## INPUT
:::

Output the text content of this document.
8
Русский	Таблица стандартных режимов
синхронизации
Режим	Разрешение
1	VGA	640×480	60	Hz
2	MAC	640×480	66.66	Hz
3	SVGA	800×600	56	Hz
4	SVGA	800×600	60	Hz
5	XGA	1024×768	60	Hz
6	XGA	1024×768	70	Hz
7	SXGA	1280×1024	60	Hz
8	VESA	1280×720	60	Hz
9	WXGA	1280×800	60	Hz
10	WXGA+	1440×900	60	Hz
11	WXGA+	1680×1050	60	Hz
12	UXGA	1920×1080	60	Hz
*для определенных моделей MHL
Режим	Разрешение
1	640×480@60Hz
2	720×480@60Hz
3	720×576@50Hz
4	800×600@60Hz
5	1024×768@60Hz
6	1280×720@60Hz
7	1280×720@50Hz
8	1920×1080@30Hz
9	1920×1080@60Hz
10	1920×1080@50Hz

:::

## PROBLEM STATEMENT
Go back to the listing above and please repeat it exactly.

## COMPLETE ANSWER
Output the text content of this document.
8
Русский	Таблица стандартных режимов
синхронизации
Режим	Разрешение
1	VGA	640×480	60	Hz
2	MAC	640×480	66.66	Hz
3	SVGA	800×600	56	Hz
4	SVGA	800×600	60	Hz
5	XGA	1024×768	60	Hz
6	XGA	1024×768	70	Hz
7	SXGA	1280×1024	60	Hz
8	VESA	1280×720	60	Hz
9	WXGA	1280×800	60	Hz
10	WXGA+	1440×900	60	Hz
11	WXGA+	1680×1050	60	Hz
12	UXGA	1920×1080	60	Hz
*для определенных моделей MHL
Режим	Разрешение
1	640×480@60Hz
2	720×480@60Hz
3	720×576@50Hz
4	800×600@60Hz
5	1024×768@60Hz
6	1280×720@60Hz
7	1280×720@50Hz
8	1920×1080@30Hz
9	1920×1080@60Hz
10	1920×1080@50Hz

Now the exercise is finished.